What you should do: List the lines of this listing that hold the word "Board".

Material for this task:
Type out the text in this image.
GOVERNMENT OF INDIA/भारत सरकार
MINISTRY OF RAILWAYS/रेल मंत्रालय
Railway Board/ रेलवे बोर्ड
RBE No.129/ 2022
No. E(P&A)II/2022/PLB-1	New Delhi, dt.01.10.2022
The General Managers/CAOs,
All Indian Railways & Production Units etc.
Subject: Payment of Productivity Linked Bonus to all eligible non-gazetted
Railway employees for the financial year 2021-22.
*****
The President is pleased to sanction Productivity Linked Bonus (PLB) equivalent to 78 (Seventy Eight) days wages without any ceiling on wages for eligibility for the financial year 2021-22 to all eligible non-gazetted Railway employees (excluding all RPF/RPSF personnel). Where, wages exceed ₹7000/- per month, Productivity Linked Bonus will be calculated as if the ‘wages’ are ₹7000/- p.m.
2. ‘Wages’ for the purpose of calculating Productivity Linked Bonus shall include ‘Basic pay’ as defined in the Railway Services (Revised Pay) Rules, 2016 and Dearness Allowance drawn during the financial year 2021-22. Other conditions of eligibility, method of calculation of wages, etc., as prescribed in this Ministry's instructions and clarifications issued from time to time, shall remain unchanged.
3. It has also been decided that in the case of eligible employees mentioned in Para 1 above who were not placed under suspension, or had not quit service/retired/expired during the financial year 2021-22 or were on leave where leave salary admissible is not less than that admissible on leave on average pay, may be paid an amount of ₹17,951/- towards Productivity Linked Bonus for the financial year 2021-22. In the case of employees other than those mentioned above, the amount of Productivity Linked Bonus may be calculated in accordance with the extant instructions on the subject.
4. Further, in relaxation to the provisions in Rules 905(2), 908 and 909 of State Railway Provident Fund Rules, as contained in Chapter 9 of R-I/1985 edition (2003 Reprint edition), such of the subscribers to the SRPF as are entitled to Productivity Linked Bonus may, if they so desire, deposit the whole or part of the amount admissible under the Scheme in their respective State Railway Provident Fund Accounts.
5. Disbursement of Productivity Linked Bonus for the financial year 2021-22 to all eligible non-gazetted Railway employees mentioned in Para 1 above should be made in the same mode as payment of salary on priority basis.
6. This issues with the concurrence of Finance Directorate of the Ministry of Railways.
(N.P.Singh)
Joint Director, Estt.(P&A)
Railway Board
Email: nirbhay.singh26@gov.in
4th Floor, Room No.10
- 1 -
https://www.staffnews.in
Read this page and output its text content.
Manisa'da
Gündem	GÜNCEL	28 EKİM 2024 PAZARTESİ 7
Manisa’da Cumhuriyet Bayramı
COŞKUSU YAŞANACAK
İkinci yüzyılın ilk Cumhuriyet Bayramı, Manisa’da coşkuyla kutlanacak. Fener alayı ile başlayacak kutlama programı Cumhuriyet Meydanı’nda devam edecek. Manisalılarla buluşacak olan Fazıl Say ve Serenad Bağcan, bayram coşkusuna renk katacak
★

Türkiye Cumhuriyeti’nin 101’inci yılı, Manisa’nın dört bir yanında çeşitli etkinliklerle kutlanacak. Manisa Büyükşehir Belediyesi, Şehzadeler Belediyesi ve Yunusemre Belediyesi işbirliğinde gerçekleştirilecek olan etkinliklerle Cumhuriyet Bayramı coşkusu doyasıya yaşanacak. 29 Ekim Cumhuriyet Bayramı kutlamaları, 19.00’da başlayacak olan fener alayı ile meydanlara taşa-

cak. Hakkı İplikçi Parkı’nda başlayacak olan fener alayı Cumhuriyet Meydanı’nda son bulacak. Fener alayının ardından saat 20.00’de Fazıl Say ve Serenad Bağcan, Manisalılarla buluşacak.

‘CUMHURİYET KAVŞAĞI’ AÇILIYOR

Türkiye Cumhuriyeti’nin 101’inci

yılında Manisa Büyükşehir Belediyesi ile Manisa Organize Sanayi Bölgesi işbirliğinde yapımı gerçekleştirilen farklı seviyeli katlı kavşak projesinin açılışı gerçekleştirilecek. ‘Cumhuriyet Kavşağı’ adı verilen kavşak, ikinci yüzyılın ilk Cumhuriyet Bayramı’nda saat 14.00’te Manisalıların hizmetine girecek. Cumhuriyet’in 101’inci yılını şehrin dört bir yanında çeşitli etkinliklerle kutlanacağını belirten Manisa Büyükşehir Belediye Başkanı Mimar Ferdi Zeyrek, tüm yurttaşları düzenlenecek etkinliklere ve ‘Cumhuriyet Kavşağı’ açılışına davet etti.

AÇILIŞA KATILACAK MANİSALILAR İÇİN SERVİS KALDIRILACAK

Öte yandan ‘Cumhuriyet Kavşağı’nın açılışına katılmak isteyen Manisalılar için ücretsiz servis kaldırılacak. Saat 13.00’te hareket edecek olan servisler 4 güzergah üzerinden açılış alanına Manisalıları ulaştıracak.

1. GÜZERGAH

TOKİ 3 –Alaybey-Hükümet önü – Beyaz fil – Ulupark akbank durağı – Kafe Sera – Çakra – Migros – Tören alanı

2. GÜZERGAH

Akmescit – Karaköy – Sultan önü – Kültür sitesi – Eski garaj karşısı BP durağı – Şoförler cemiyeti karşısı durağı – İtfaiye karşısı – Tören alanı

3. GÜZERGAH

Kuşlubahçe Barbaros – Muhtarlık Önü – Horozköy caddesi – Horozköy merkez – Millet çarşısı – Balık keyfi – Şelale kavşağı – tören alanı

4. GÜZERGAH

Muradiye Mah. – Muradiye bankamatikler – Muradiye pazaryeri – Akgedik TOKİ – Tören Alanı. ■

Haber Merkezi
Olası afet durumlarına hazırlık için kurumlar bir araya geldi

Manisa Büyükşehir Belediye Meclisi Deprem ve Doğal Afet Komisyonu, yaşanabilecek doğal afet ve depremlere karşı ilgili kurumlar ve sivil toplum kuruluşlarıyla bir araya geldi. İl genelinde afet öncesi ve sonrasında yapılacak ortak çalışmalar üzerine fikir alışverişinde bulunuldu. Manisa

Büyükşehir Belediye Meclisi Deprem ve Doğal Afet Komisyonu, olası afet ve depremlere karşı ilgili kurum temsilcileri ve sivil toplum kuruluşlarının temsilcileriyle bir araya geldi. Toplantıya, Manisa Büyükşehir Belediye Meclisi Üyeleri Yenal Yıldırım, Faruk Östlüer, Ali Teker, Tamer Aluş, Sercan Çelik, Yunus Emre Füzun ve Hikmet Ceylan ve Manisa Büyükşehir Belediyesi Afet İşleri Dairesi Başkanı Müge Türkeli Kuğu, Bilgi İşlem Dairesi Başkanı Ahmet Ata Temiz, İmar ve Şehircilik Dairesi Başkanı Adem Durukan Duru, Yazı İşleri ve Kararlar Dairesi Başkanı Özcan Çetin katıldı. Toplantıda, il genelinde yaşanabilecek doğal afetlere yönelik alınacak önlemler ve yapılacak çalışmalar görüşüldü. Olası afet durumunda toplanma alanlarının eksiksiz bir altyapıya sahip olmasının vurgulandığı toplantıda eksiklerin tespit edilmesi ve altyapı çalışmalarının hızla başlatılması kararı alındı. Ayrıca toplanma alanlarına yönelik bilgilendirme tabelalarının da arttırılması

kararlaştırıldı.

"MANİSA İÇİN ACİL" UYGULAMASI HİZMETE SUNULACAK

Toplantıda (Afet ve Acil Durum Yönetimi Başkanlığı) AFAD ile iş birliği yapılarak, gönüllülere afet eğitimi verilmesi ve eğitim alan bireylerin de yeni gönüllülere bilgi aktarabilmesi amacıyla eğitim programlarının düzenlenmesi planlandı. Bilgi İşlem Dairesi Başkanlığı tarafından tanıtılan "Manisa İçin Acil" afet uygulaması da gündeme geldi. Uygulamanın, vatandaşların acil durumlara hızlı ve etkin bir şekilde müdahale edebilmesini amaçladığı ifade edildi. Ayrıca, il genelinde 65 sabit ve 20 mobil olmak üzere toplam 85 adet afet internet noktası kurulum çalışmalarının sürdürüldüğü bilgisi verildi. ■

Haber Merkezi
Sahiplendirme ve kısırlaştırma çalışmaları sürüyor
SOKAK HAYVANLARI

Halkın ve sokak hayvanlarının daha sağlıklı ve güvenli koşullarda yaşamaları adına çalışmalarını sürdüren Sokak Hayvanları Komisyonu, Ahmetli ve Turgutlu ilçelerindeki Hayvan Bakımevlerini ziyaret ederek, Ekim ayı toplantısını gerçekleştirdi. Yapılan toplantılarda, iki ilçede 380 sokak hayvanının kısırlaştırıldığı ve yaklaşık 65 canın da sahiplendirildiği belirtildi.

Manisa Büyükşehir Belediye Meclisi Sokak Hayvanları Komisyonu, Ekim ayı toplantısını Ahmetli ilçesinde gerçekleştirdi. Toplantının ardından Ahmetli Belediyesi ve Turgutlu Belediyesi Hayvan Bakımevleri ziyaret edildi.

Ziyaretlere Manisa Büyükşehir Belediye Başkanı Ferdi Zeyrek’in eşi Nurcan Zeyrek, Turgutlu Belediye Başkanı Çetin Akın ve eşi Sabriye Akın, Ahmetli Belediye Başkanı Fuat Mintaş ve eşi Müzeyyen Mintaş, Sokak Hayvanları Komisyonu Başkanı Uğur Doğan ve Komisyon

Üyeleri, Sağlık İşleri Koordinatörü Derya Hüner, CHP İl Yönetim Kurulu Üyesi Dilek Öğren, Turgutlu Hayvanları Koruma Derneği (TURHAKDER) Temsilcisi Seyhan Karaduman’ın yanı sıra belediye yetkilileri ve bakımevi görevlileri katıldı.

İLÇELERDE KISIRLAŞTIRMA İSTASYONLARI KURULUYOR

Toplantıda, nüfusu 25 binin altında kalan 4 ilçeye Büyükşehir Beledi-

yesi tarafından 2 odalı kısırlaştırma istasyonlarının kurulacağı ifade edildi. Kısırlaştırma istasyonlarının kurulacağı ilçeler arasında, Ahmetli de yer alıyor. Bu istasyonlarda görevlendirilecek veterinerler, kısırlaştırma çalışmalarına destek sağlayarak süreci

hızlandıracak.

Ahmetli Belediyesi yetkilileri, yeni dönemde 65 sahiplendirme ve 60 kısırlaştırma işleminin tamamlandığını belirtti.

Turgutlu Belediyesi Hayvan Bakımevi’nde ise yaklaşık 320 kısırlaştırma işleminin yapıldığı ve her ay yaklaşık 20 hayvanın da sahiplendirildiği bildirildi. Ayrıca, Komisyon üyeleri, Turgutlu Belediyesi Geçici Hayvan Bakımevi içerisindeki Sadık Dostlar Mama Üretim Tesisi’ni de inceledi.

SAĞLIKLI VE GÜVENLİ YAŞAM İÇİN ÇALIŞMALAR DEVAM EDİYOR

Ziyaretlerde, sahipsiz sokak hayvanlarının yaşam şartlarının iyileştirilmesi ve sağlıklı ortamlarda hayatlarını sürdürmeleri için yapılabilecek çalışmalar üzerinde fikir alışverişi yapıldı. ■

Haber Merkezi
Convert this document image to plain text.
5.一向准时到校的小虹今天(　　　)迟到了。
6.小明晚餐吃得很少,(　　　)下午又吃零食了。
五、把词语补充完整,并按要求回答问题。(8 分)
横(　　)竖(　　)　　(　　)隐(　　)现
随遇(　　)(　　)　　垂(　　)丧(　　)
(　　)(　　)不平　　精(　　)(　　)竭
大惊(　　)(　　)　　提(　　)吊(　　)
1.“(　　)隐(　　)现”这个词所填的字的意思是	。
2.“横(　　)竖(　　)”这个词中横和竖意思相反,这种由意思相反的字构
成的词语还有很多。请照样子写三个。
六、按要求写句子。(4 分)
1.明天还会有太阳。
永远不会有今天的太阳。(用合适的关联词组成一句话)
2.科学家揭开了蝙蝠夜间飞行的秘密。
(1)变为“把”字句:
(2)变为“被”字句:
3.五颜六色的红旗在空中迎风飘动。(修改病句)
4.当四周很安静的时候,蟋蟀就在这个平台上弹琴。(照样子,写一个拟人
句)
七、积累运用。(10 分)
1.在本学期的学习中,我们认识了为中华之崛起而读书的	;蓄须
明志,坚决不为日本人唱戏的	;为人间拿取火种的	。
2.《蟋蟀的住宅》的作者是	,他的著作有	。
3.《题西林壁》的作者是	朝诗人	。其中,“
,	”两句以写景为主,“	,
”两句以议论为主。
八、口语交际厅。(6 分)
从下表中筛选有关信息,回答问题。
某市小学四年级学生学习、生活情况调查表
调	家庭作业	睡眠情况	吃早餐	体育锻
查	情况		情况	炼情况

Finished task:
Railway Board/ रेलवे बोर्ड
Railway Board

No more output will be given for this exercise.